- [Given request a] Reproduce the listing further down, starting at its first line and continuing through the line containing "paragraph-item-5: 5) копию", with that line included.

- [Document section]
>>>>>
It's also home to several museums: the Tokyo National Museum, with a collection of national treasures and cultural icons (are they real!? did they get the real treasures here!?); the National Museum of Nature and Science, where you can even see !!dinosaurs!!; the Tokyo Metropolitan Art Museum, with exhibitions of all forms of art changing every day; the National Museum of Western Art—the same as the Metropolitan Art Museum, only the rotating catalog is exclusively European art; and finally, the Shitamachi Museum, with exhibits that reconstruct what life was like in the Meiji and Showa eras.
Interestingly, there isn't any staff for most of the museums; however, at the Shitamachi Museum, you can vaguely see ghost-like outlines re-enacting silent Meiji and Showa period dramas for you, although as usual with their own bloody and over-the-top twist.
There's one last stop at Ueno Park: the zoo. It's home to over 400 species, with even polar bears and giraffes and kangaroos! Somehow, there aren't any people staffed here, and the animals here look pretty . . . wild? Well, they seem to be being fed properly, somehow—you can sometimes catch them eating anything from prepared meat to live prey, if you're lucky.
All locations in Ueno park open at 9AM and close at 5PM on the dot; once they do, all the lights switch off and all the doors and gates lock, barring access. If you were inside one of these facilities when they closed, you'll find yourself being pushed back to the entrance.
Shopping Center: AQUA CiTY ODAIBA back to top
2hr50min from hotel (walking)
40min from hotel (train)
25min from hotel (driving)
A short walk away from the hot springs park is AQUA CiTY ODAIBA, a shopping district with a lot to offer! . . . Just, maybe not all of it's relevant to you. For example, every restaurant there is open, as well as the movie theatre (same rules as the other movie theatre), and if you're the religious sort then you can also visit the Shinto shrine, but a daycare? Pet care? I mean, you can put people and pets into the place and set a timer for how long you want them to be in there, up to 2 hours for people and up to 4 days for pets, and they can't leave unless someone lets them out, but . . . . ??? Is this just baby jail now??
<<<<<
- [Items]
>>>>>
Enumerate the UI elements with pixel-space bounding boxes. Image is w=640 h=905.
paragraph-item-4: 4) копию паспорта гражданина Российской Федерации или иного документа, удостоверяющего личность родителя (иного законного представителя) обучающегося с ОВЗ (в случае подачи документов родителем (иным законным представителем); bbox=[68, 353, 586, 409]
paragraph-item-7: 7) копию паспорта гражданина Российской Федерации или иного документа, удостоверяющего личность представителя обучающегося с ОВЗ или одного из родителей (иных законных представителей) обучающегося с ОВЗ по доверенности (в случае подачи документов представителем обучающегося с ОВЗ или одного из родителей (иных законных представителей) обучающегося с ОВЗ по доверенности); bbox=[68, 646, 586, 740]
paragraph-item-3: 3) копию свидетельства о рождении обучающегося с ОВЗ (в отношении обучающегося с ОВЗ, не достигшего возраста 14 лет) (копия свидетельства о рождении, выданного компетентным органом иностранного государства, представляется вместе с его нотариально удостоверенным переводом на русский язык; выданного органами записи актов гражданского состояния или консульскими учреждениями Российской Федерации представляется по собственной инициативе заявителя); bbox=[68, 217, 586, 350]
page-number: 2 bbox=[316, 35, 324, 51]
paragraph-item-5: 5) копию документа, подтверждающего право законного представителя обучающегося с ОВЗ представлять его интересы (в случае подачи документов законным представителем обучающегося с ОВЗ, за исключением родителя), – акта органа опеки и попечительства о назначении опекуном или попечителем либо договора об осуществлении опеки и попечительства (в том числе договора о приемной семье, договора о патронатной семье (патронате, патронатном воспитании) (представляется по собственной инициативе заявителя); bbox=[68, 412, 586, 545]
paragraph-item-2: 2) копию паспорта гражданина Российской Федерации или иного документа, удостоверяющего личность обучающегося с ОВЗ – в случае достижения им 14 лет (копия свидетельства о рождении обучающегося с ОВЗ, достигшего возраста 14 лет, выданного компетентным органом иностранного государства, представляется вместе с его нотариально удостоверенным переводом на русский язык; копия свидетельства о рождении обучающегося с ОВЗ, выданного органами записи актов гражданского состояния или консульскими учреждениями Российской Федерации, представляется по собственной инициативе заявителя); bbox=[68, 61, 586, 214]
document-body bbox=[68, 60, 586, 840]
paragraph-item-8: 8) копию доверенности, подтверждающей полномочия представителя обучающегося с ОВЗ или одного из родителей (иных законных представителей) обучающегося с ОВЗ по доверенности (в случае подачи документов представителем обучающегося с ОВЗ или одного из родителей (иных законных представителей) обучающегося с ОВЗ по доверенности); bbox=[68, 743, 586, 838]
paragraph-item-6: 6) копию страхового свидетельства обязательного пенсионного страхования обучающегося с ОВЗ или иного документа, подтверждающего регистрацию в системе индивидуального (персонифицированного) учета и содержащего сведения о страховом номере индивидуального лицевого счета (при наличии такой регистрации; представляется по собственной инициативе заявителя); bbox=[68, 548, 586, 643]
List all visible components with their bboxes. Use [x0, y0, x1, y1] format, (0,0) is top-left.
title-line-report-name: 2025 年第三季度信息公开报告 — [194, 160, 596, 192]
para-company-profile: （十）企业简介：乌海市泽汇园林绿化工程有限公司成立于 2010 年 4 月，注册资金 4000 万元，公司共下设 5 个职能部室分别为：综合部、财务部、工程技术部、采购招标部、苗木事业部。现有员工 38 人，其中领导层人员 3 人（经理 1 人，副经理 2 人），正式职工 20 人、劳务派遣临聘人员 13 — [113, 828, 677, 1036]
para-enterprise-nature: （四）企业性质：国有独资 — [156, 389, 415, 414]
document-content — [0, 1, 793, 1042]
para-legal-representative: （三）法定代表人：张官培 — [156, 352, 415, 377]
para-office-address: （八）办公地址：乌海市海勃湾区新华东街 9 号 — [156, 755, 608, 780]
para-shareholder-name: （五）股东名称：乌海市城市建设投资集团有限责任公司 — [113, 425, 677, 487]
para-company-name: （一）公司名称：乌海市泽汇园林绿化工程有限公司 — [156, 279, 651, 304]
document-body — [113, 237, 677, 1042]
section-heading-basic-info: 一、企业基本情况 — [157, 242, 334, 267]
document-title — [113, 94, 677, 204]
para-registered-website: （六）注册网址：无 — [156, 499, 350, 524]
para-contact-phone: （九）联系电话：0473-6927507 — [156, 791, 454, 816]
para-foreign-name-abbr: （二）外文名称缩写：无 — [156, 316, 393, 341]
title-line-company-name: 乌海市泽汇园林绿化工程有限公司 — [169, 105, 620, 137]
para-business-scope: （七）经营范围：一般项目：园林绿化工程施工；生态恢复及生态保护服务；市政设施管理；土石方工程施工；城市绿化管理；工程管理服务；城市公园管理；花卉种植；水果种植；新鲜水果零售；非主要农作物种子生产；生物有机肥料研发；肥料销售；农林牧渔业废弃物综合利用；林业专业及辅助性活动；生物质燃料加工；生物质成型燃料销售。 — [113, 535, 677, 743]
<<<<<
- [Given request b] Write out the full guide to Ueno Park and AQUA CiTY ODAIBA above with no changes.

- [Exercise solution a]
Enumerate the UI elements with pixel-space bounding boxes. Image is w=640 h=905.
paragraph-item-4: 4) копию паспорта гражданина Российской Федерации или иного документа, удостоверяющего личность родителя (иного законного представителя) обучающегося с ОВЗ (в случае подачи документов родителем (иным законным представителем); bbox=[68, 353, 586, 409]
paragraph-item-7: 7) копию паспорта гражданина Российской Федерации или иного документа, удостоверяющего личность представителя обучающегося с ОВЗ или одного из родителей (иных законных представителей) обучающегося с ОВЗ по доверенности (в случае подачи документов представителем обучающегося с ОВЗ или одного из родителей (иных законных представителей) обучающегося с ОВЗ по доверенности); bbox=[68, 646, 586, 740]
paragraph-item-3: 3) копию свидетельства о рождении обучающегося с ОВЗ (в отношении обучающегося с ОВЗ, не достигшего возраста 14 лет) (копия свидетельства о рождении, выданного компетентным органом иностранного государства, представляется вместе с его нотариально удостоверенным переводом на русский язык; выданного органами записи актов гражданского состояния или консульскими учреждениями Российской Федерации представляется по собственной инициативе заявителя); bbox=[68, 217, 586, 350]
page-number: 2 bbox=[316, 35, 324, 51]
paragraph-item-5: 5) копию документа, подтверждающего право законного представителя обучающегося с ОВЗ представлять его интересы (в случае подачи документов законным представителем обучающегося с ОВЗ, за исключением родителя), – акта органа опеки и попечительства о назначении опекуном или попечителем либо договора об осуществлении опеки и попечительства (в том числе договора о приемной семье, договора о патронатной семье (патронате, патронатном воспитании) (представляется по собственной инициативе заявителя); bbox=[68, 412, 586, 545]

- [Exercise solution b]
It's also home to several museums: the Tokyo National Museum, with a collection of national treasures and cultural icons (are they real!? did they get the real treasures here!?); the National Museum of Nature and Science, where you can even see !!dinosaurs!!; the Tokyo Metropolitan Art Museum, with exhibitions of all forms of art changing every day; the National Museum of Western Art—the same as the Metropolitan Art Museum, only the rotating catalog is exclusively European art; and finally, the Shitamachi Museum, with exhibits that reconstruct what life was like in the Meiji and Showa eras.
Interestingly, there isn't any staff for most of the museums; however, at the Shitamachi Museum, you can vaguely see ghost-like outlines re-enacting silent Meiji and Showa period dramas for you, although as usual with their own bloody and over-the-top twist.
There's one last stop at Ueno Park: the zoo. It's home to over 400 species, with even polar bears and giraffes and kangaroos! Somehow, there aren't any people staffed here, and the animals here look pretty . . . wild? Well, they seem to be being fed properly, somehow—you can sometimes catch them eating anything from prepared meat to live prey, if you're lucky.
All locations in Ueno park open at 9AM and close at 5PM on the dot; once they do, all the lights switch off and all the doors and gates lock, barring access. If you were inside one of these facilities when they closed, you'll find yourself being pushed back to the entrance.
Shopping Center: AQUA CiTY ODAIBA back to top
2hr50min from hotel (walking)
40min from hotel (train)
25min from hotel (driving)
A short walk away from the hot springs park is AQUA CiTY ODAIBA, a shopping district with a lot to offer! . . . Just, maybe not all of it's relevant to you. For example, every restaurant there is open, as well as the movie theatre (same rules as the other movie theatre), and if you're the religious sort then you can also visit the Shinto shrine, but a daycare? Pet care? I mean, you can put people and pets into the place and set a timer for how long you want them to be in there, up to 2 hours for people and up to 4 days for pets, and they can't leave unless someone lets them out, but . . . . ??? Is this just baby jail now??